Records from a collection
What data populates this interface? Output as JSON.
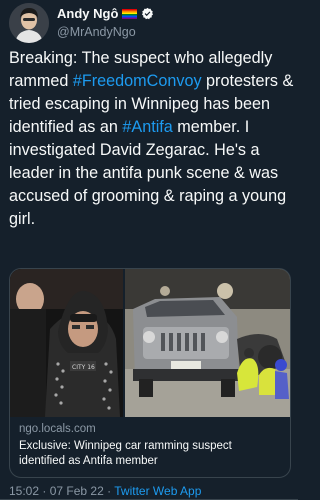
{
  "author": {
    "display_name": "Andy Ngô",
    "handle": "@MrAndyNgo",
    "flag_emoji": "rainbow-flag",
    "verified": true,
    "avatar": "avatar"
  },
  "tweet": {
    "segments": [
      {
        "text": "Breaking: The suspect who allegedly rammed ",
        "type": "text"
      },
      {
        "text": "#FreedomConvoy",
        "type": "hashtag"
      },
      {
        "text": " protesters & tried escaping in Winnipeg has been identified as an ",
        "type": "text"
      },
      {
        "text": "#Antifa",
        "type": "hashtag"
      },
      {
        "text": " member. I investigated David Zegarac. He's a leader in the antifa punk scene & was accused of grooming & raping a young girl.",
        "type": "text"
      }
    ]
  },
  "card": {
    "domain": "ngo.locals.com",
    "title": "Exclusive: Winnipeg car ramming suspect identified as Antifa member",
    "left_image": "portrait-photo",
    "right_image": "car-crash-scene-photo"
  },
  "meta": {
    "time": "15:02",
    "separator": "·",
    "date": "07 Feb 22",
    "client": "Twitter Web App"
  },
  "colors": {
    "background": "#15202b",
    "text": "#f7f9f9",
    "secondary": "#8b98a5",
    "accent": "#1d9bf0",
    "border": "#38444d"
  }
}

THE PROBLEM: Transcribe every entry above exactly. Omit all pictures.

ANSWER FOR THIS EXERCISE:
What data populates this interface? Output as JSON.
{
  "author": {
    "display_name": "Andy Ngô",
    "handle": "@MrAndyNgo",
    "flag_emoji": "rainbow-flag",
    "verified": true,
    "avatar": "avatar"
  },
  "tweet": {
    "segments": [
      {
        "text": "Breaking: The suspect who allegedly rammed ",
        "type": "text"
      },
      {
        "text": "#FreedomConvoy",
        "type": "hashtag"
      },
      {
        "text": " protesters & tried escaping in Winnipeg has been identified as an ",
        "type": "text"
      },
      {
        "text": "#Antifa",
        "type": "hashtag"
      },
      {
        "text": " member. I investigated David Zegarac. He's a leader in the antifa punk scene & was accused of grooming & raping a young girl.",
        "type": "text"
      }
    ]
  },
  "card": {
    "domain": "ngo.locals.com",
    "title": "Exclusive: Winnipeg car ramming suspect identified as Antifa member",
    "left_image": "portrait-photo",
    "right_image": "car-crash-scene-photo"
  },
  "meta": {
    "time": "15:02",
    "separator": "·",
    "date": "07 Feb 22",
    "client": "Twitter Web App"
  },
  "colors": {
    "background": "#15202b",
    "text": "#f7f9f9",
    "secondary": "#8b98a5",
    "accent": "#1d9bf0",
    "border": "#38444d"
  }
}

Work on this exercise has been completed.